PROBLEM REQUIREMENTS
Extract the lines that carry the string "name" from the listing.

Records

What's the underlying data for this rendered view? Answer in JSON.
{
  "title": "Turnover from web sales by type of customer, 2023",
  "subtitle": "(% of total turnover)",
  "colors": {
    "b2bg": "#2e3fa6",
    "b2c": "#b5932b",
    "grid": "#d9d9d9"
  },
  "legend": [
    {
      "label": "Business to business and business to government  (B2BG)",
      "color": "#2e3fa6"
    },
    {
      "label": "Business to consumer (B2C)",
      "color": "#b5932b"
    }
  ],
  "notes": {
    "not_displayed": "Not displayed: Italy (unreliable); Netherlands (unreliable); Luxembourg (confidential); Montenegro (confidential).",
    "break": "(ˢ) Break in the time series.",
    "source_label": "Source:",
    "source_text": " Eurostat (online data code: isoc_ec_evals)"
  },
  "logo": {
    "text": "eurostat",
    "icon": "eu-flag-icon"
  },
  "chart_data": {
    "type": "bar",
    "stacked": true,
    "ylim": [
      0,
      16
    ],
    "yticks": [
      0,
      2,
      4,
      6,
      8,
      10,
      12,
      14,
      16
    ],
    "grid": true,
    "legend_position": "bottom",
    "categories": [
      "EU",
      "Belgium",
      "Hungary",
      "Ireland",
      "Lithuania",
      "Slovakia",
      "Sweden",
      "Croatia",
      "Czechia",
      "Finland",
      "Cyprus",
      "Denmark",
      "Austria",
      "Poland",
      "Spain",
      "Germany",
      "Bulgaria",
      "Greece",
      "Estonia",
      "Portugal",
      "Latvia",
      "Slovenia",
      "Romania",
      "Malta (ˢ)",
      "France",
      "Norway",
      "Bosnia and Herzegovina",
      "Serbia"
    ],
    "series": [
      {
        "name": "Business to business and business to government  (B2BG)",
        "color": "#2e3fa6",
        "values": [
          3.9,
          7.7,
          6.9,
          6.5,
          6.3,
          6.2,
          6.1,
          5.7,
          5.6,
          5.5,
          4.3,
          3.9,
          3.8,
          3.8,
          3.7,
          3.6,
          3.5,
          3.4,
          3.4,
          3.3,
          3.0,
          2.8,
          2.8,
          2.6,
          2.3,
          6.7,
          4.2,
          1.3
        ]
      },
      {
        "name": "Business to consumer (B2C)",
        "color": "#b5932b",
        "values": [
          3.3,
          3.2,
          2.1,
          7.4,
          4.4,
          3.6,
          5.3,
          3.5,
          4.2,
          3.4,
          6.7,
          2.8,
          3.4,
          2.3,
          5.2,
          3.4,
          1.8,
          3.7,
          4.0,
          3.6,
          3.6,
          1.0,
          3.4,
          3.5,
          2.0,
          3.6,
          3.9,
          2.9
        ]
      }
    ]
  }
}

TASK RESPONSE
        "name": "Business to business and business to government  (B2BG)",
        "name": "Business to consumer (B2C)",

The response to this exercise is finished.